→ **What is asked**
The records should be written out in full, with nothing altered.

→ **Available data**
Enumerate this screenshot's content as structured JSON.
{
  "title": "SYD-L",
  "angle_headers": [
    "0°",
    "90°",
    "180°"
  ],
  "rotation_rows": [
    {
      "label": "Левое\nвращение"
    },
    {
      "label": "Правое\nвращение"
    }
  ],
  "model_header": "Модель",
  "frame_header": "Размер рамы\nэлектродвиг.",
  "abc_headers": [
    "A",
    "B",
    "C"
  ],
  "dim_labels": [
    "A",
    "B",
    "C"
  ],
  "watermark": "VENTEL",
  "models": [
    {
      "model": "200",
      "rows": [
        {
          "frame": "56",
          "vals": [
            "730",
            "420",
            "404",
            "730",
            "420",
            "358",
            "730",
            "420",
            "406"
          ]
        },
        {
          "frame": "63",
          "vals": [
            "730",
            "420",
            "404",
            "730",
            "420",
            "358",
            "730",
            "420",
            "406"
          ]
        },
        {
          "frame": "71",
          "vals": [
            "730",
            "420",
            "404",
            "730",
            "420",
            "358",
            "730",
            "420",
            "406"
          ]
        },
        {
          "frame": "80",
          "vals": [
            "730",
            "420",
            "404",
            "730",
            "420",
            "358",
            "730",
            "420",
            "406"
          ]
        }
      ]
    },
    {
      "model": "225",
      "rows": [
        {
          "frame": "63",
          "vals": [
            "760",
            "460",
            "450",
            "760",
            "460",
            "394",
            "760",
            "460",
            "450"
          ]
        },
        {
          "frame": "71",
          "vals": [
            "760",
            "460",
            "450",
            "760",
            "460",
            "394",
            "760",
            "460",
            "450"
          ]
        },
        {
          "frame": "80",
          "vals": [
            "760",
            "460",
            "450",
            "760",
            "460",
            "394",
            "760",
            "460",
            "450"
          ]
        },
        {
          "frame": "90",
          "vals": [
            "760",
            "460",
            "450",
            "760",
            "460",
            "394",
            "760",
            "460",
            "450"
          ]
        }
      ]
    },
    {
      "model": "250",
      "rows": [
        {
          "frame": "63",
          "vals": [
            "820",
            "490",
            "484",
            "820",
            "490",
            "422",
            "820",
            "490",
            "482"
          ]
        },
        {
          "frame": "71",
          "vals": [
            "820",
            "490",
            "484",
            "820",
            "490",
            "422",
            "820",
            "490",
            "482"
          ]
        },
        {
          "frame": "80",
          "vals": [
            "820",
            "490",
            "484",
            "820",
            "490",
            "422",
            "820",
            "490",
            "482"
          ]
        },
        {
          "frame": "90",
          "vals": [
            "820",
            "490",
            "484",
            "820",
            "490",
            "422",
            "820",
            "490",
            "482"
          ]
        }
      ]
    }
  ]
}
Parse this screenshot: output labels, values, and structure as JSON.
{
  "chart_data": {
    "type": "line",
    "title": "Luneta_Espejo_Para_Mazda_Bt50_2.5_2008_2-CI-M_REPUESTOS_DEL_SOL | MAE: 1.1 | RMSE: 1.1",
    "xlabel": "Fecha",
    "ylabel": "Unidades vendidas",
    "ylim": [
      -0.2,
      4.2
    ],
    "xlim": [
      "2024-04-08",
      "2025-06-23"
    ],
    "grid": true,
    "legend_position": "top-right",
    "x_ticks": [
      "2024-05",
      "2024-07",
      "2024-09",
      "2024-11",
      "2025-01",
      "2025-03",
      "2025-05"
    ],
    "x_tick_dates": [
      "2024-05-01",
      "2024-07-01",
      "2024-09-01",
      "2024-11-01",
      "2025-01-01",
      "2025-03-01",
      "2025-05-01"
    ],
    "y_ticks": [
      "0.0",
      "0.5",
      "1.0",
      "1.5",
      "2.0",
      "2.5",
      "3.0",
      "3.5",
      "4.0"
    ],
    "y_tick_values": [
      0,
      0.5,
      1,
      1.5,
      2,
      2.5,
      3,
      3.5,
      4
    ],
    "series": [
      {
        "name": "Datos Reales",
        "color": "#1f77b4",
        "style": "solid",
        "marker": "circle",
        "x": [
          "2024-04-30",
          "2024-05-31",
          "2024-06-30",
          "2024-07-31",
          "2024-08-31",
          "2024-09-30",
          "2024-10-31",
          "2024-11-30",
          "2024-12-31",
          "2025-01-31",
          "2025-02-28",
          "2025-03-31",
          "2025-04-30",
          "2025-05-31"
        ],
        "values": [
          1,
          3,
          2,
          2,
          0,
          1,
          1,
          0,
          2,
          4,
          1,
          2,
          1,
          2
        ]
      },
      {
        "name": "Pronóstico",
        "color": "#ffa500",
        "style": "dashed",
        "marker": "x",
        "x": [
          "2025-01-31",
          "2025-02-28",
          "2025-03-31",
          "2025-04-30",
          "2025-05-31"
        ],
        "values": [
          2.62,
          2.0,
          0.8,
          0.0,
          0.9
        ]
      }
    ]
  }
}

→ **Solution**
Enumerate this screenshot's content as structured JSON.
{
  "title": "SYD-L",
  "angle_headers": [
    "0°",
    "90°",
    "180°"
  ],
  "rotation_rows": [
    {
      "label": "Левое\nвращение"
    },
    {
      "label": "Правое\nвращение"
    }
  ],
  "model_header": "Модель",
  "frame_header": "Размер рамы\nэлектродвиг.",
  "abc_headers": [
    "A",
    "B",
    "C"
  ],
  "dim_labels": [
    "A",
    "B",
    "C"
  ],
  "watermark": "VENTEL",
  "models": [
    {
      "model": "200",
      "rows": [
        {
          "frame": "56",
          "vals": [
            "730",
            "420",
            "404",
            "730",
            "420",
            "358",
            "730",
            "420",
            "406"
          ]
        },
        {
          "frame": "63",
          "vals": [
            "730",
            "420",
            "404",
            "730",
            "420",
            "358",
            "730",
            "420",
            "406"
          ]
        },
        {
          "frame": "71",
          "vals": [
            "730",
            "420",
            "404",
            "730",
            "420",
            "358",
            "730",
            "420",
            "406"
          ]
        },
        {
          "frame": "80",
          "vals": [
            "730",
            "420",
            "404",
            "730",
            "420",
            "358",
            "730",
            "420",
            "406"
          ]
        }
      ]
    },
    {
      "model": "225",
      "rows": [
        {
          "frame": "63",
          "vals": [
            "760",
            "460",
            "450",
            "760",
            "460",
            "394",
            "760",
            "460",
            "450"
          ]
        },
        {
          "frame": "71",
          "vals": [
            "760",
            "460",
            "450",
            "760",
            "460",
            "394",
            "760",
            "460",
            "450"
          ]
        },
        {
          "frame": "80",
          "vals": [
            "760",
            "460",
            "450",
            "760",
            "460",
            "394",
            "760",
            "460",
            "450"
          ]
        },
        {
          "frame": "90",
          "vals": [
            "760",
            "460",
            "450",
            "760",
            "460",
            "394",
            "760",
            "460",
            "450"
          ]
        }
      ]
    },
    {
      "model": "250",
      "rows": [
        {
          "frame": "63",
          "vals": [
            "820",
            "490",
            "484",
            "820",
            "490",
            "422",
            "820",
            "490",
            "482"
          ]
        },
        {
          "frame": "71",
          "vals": [
            "820",
            "490",
            "484",
            "820",
            "490",
            "422",
            "820",
            "490",
            "482"
          ]
        },
        {
          "frame": "80",
          "vals": [
            "820",
            "490",
            "484",
            "820",
            "490",
            "422",
            "820",
            "490",
            "482"
          ]
        },
        {
          "frame": "90",
          "vals": [
            "820",
            "490",
            "484",
            "820",
            "490",
            "422",
            "820",
            "490",
            "482"
          ]
        }
      ]
    }
  ]
}
Parse this screenshot: output labels, values, and structure as JSON.
{
  "chart_data": {
    "type": "line",
    "title": "Luneta_Espejo_Para_Mazda_Bt50_2.5_2008_2-CI-M_REPUESTOS_DEL_SOL | MAE: 1.1 | RMSE: 1.1",
    "xlabel": "Fecha",
    "ylabel": "Unidades vendidas",
    "ylim": [
      -0.2,
      4.2
    ],
    "xlim": [
      "2024-04-08",
      "2025-06-23"
    ],
    "grid": true,
    "legend_position": "top-right",
    "x_ticks": [
      "2024-05",
      "2024-07",
      "2024-09",
      "2024-11",
      "2025-01",
      "2025-03",
      "2025-05"
    ],
    "x_tick_dates": [
      "2024-05-01",
      "2024-07-01",
      "2024-09-01",
      "2024-11-01",
      "2025-01-01",
      "2025-03-01",
      "2025-05-01"
    ],
    "y_ticks": [
      "0.0",
      "0.5",
      "1.0",
      "1.5",
      "2.0",
      "2.5",
      "3.0",
      "3.5",
      "4.0"
    ],
    "y_tick_values": [
      0,
      0.5,
      1,
      1.5,
      2,
      2.5,
      3,
      3.5,
      4
    ],
    "series": [
      {
        "name": "Datos Reales",
        "color": "#1f77b4",
        "style": "solid",
        "marker": "circle",
        "x": [
          "2024-04-30",
          "2024-05-31",
          "2024-06-30",
          "2024-07-31",
          "2024-08-31",
          "2024-09-30",
          "2024-10-31",
          "2024-11-30",
          "2024-12-31",
          "2025-01-31",
          "2025-02-28",
          "2025-03-31",
          "2025-04-30",
          "2025-05-31"
        ],
        "values": [
          1,
          3,
          2,
          2,
          0,
          1,
          1,
          0,
          2,
          4,
          1,
          2,
          1,
          2
        ]
      },
      {
        "name": "Pronóstico",
        "color": "#ffa500",
        "style": "dashed",
        "marker": "x",
        "x": [
          "2025-01-31",
          "2025-02-28",
          "2025-03-31",
          "2025-04-30",
          "2025-05-31"
        ],
        "values": [
          2.62,
          2.0,
          0.8,
          0.0,
          0.9
        ]
      }
    ]
  }
}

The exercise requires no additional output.